Do this
Print the material unchanged, beginning at its first line and stopping after the line that contains "question-title: Question 5, E9-53B", with that line included.

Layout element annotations

+===+

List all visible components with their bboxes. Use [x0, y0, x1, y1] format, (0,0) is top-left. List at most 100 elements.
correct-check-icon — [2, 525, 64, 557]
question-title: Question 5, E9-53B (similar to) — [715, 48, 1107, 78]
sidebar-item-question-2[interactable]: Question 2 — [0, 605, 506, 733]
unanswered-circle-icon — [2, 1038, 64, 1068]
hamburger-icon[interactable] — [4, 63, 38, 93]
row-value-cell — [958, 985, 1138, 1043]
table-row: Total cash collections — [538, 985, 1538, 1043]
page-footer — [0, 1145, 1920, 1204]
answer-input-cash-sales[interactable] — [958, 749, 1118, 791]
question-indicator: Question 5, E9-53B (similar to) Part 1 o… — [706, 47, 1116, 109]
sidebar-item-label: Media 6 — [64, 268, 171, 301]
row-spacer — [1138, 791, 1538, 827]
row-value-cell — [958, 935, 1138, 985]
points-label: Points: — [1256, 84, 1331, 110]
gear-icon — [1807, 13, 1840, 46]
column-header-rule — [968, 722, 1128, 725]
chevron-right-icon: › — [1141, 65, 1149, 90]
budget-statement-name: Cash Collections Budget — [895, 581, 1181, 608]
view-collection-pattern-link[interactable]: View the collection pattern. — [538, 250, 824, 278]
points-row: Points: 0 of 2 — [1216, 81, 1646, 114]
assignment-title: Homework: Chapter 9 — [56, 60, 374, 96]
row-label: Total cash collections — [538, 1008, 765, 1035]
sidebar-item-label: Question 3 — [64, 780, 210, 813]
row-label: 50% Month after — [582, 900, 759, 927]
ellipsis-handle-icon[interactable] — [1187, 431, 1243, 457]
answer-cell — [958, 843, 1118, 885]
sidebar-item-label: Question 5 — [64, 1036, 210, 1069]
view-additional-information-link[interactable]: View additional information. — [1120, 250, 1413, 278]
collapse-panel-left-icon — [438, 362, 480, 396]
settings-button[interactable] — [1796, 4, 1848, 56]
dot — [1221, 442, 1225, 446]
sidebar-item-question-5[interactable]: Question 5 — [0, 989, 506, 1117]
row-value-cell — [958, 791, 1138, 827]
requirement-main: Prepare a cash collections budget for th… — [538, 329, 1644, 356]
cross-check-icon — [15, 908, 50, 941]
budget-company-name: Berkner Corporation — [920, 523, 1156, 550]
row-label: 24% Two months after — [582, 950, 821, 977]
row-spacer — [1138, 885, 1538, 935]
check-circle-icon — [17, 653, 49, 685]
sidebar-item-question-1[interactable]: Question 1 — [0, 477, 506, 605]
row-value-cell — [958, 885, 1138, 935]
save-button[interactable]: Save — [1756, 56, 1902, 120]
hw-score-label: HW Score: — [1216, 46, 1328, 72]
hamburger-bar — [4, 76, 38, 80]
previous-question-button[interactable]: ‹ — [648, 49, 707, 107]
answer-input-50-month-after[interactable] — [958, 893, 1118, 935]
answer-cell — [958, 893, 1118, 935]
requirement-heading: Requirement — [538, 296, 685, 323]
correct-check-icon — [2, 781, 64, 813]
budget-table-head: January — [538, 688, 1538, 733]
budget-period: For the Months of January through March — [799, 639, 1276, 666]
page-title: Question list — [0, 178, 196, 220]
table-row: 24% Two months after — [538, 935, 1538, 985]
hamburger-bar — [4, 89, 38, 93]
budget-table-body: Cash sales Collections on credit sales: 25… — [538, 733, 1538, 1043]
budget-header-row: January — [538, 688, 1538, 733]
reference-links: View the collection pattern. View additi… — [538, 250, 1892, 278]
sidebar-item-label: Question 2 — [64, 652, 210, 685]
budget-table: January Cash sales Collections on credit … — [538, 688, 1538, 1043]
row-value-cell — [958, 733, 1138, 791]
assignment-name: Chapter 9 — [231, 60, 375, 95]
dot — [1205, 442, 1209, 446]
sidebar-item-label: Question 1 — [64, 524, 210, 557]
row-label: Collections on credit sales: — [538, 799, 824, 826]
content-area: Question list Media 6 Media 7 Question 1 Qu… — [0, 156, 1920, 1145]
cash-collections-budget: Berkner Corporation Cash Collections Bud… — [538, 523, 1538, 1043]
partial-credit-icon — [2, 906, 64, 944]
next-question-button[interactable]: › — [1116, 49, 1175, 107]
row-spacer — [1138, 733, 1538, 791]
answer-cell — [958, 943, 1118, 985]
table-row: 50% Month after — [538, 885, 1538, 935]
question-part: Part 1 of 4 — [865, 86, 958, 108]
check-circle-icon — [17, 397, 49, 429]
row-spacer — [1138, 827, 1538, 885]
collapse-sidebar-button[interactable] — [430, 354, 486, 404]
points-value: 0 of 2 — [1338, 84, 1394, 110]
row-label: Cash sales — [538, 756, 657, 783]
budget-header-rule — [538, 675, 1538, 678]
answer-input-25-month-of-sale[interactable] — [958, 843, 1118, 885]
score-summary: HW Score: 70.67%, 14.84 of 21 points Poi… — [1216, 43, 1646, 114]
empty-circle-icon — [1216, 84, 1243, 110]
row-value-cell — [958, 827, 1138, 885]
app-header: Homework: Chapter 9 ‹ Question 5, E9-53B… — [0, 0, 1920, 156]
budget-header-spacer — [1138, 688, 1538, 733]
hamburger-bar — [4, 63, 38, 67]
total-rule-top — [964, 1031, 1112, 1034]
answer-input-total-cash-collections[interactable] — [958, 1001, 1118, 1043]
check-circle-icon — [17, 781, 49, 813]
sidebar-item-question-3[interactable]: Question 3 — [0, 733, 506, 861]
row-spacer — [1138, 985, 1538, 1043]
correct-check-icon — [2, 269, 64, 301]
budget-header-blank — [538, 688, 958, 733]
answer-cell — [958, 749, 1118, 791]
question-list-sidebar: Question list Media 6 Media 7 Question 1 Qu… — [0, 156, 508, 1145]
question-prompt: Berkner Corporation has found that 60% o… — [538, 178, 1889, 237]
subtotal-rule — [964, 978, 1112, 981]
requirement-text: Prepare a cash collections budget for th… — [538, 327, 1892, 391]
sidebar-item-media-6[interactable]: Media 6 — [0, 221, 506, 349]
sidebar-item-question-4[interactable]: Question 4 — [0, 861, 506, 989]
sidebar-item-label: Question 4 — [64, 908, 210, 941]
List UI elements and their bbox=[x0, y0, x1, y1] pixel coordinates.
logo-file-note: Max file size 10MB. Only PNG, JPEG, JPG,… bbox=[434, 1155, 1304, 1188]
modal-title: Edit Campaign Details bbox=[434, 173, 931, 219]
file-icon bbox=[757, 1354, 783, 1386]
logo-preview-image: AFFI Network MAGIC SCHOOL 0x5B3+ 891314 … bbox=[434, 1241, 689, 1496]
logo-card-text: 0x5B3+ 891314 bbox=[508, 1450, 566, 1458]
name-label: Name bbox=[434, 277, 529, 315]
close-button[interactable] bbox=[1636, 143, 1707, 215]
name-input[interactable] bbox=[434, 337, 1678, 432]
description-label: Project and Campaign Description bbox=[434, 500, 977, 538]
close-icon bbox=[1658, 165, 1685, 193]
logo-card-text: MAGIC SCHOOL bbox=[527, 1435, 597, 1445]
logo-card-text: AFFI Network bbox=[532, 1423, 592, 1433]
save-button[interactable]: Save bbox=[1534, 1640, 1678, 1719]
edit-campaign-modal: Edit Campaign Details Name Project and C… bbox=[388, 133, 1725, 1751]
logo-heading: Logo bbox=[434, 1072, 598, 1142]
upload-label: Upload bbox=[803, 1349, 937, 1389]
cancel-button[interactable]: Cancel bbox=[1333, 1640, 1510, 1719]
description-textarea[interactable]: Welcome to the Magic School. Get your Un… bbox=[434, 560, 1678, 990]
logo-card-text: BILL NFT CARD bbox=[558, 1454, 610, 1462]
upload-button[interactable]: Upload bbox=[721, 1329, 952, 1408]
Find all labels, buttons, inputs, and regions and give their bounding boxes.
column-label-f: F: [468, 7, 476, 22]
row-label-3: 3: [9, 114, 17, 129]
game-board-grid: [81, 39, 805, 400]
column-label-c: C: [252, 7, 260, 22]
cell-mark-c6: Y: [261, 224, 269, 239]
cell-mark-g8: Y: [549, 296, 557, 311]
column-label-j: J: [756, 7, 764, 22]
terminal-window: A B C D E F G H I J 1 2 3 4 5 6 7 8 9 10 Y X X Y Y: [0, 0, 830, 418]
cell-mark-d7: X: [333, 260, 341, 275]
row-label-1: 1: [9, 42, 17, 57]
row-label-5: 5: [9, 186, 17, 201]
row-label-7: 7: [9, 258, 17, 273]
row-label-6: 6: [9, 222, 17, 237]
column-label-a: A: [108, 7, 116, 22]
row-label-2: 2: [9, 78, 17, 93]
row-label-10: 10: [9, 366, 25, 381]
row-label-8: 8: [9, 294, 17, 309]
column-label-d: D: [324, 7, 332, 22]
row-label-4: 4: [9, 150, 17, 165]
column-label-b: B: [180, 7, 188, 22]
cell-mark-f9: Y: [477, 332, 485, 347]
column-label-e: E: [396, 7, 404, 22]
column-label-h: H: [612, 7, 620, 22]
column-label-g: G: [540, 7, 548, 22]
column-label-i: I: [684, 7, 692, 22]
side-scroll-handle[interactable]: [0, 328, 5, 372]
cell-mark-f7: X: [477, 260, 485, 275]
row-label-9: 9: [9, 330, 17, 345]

+===+

Full solution
List all visible components with their bboxes. Use [x0, y0, x1, y1] format, (0,0) is top-left. List at most 100 elements.
correct-check-icon — [2, 525, 64, 557]
question-title: Question 5, E9-53B (similar to) — [715, 48, 1107, 78]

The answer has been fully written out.